## Written instruction
Gather all lines in the records below that include the word "buyer".

(Entries taken from a collection)

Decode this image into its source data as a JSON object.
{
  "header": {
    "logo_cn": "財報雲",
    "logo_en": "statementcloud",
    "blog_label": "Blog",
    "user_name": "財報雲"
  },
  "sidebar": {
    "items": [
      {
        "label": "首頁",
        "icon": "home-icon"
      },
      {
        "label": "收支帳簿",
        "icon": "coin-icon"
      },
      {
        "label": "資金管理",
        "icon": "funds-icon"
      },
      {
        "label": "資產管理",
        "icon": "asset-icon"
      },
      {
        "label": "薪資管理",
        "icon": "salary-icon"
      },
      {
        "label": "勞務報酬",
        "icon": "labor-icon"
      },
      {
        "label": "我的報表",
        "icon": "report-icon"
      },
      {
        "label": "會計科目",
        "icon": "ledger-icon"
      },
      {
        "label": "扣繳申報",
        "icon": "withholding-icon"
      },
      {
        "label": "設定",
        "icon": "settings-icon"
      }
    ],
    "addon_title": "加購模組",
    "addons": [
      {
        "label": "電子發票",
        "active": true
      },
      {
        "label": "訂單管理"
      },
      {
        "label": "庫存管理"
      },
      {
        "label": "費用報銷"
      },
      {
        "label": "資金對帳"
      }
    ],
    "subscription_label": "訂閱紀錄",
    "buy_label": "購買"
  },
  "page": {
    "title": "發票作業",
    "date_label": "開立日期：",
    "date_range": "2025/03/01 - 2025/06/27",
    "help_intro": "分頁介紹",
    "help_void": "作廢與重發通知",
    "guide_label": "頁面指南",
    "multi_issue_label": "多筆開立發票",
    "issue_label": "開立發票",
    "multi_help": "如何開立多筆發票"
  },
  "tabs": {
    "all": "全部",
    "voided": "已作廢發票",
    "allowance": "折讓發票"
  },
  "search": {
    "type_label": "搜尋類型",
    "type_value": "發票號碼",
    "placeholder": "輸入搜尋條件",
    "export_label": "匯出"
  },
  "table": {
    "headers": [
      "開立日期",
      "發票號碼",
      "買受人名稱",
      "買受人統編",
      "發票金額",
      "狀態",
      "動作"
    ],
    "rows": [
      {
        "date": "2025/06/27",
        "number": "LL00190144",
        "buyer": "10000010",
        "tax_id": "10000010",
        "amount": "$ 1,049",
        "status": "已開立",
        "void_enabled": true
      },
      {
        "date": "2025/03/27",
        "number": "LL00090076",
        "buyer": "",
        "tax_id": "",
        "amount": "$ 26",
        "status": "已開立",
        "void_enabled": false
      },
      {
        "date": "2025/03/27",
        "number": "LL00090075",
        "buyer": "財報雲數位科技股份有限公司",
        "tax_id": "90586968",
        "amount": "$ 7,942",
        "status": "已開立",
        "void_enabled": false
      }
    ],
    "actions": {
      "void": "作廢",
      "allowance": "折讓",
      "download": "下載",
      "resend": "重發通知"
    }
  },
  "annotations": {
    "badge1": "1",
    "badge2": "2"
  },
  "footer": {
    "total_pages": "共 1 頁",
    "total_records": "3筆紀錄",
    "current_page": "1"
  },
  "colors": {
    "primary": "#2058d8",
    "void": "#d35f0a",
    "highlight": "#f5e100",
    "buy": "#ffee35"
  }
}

## Solution below
        "buyer": "10000010",
        "buyer": "",
        "buyer": "財報雲數位科技股份有限公司",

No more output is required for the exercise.